— Task brief —
Every line that contains the word "ylabel" should be copied.

— Listed records —

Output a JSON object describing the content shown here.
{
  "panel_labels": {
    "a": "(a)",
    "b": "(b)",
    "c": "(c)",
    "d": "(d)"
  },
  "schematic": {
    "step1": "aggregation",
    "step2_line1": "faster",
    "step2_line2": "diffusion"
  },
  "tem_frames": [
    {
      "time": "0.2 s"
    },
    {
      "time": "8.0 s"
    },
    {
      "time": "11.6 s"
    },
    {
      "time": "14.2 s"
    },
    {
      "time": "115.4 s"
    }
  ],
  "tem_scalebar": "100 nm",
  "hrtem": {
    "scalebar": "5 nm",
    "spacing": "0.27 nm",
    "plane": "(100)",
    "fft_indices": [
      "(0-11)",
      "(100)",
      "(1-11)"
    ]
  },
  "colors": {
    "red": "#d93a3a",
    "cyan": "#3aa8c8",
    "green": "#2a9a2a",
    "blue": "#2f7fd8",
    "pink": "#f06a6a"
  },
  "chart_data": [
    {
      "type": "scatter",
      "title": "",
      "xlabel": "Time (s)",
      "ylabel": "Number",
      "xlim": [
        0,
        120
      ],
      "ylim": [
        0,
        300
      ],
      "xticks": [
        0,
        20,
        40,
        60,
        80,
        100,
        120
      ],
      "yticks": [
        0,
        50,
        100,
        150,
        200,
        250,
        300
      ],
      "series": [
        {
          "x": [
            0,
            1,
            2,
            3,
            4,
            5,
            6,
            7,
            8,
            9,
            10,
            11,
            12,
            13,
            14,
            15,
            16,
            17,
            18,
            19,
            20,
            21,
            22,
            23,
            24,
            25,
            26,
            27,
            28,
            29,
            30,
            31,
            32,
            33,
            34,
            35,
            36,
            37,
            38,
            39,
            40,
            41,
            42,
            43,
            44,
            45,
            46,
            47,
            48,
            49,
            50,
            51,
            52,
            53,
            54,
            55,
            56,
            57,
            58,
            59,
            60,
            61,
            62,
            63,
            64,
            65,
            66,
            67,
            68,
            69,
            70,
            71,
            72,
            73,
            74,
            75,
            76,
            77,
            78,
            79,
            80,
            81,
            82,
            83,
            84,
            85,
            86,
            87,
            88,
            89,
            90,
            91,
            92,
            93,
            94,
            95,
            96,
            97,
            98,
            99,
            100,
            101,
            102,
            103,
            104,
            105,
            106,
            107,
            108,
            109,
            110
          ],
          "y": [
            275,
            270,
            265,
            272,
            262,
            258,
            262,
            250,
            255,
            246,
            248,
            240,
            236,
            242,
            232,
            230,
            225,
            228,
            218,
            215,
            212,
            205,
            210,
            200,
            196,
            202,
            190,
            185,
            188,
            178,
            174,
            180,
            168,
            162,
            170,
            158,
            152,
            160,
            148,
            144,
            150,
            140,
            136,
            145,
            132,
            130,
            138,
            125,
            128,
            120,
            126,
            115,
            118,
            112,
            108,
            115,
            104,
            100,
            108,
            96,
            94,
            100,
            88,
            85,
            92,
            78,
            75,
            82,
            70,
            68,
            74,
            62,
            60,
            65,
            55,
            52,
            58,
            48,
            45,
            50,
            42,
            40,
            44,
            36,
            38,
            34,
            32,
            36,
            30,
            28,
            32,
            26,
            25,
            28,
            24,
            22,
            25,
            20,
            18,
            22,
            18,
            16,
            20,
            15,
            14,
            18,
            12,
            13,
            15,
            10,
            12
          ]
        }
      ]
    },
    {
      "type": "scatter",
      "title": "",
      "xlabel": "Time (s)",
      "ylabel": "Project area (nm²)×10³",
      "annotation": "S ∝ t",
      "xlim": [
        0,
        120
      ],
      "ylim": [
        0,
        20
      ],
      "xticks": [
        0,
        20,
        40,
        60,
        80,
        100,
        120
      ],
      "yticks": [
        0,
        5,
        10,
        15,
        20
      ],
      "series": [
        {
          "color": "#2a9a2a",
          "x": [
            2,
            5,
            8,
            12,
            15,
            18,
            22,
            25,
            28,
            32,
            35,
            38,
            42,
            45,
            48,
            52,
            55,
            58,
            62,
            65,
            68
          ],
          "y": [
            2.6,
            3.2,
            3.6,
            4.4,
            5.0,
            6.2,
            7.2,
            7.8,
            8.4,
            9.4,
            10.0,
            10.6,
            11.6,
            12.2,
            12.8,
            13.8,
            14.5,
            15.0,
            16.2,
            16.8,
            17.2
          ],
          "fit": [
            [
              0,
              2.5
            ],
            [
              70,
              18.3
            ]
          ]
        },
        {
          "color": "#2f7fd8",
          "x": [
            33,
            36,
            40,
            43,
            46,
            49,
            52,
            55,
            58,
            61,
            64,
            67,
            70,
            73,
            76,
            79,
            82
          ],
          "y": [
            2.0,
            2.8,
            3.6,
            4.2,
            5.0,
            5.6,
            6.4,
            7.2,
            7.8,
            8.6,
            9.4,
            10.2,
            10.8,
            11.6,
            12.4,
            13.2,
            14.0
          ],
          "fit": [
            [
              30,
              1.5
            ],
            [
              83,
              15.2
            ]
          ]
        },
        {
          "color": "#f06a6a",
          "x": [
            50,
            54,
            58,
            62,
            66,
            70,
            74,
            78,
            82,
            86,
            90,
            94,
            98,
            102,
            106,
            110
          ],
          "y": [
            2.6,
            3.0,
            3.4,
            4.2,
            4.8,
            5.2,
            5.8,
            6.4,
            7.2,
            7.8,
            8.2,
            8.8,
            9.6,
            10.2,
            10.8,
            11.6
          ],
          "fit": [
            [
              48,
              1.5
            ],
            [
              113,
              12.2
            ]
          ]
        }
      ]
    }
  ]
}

— Solution to the problem —
      "ylabel": "Number",
      "ylabel": "Project area (nm²)×10³",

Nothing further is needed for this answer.